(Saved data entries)
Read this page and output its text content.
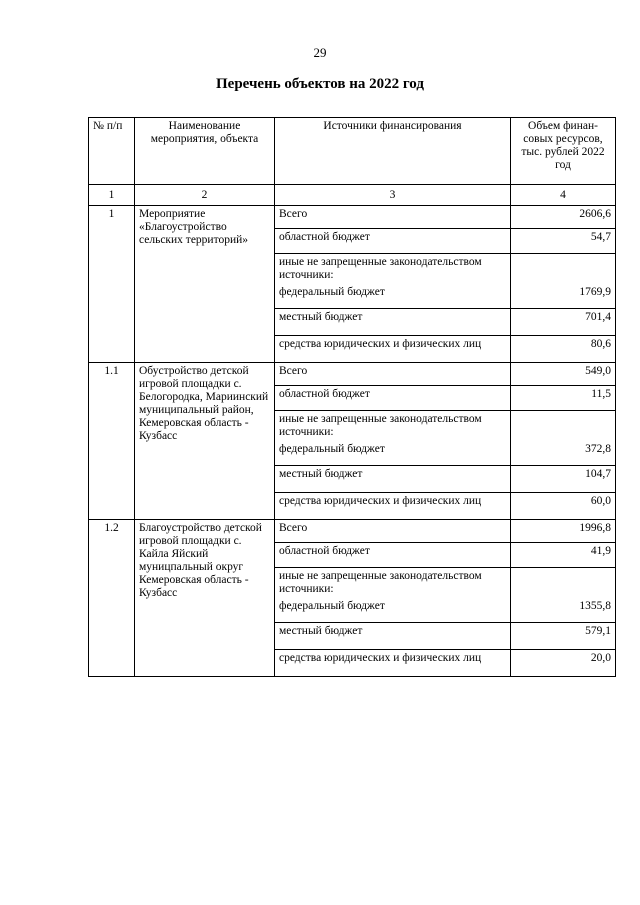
29
Перечень объектов на 2022 год
№ п/п	Наименование мероприятия, объекта	Источники финансирования	Объем финан-совых ресурсов, тыс. рублей 2022 год
1	2	3	4
1	Мероприятие «Благоустройство сельских территорий»	Всего	2606,6
		областной бюджет	54,7
		иные не запрещенные законодательством источники:	
		федеральный бюджет	1769,9
		местный бюджет	701,4
		средства юридических и физических лиц	80,6
1.1	Обустройство детской игровой площадки с. Белогородка, Мариинский муниципальный район, Кемеровская область - Кузбасс	Всего	549,0
		областной бюджет	11,5
		иные не запрещенные законодательством источники:	
		федеральный бюджет	372,8
		местный бюджет	104,7
		средства юридических и физических лиц	60,0
1.2	Благоустройство детской игровой площадки с. Кайла Яйский муницпальный округ Кемеровская область - Кузбасс	Всего	1996,8
		областной бюджет	41,9
		иные не запрещенные законодательством источники:	
		федеральный бюджет	1355,8
		местный бюджет	579,1
		средства юридических и физических лиц	20,0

→ Exercise description
From the listing above, report the number of lines containing the string "область", without any accompanying remarks.

→ Exercise output
2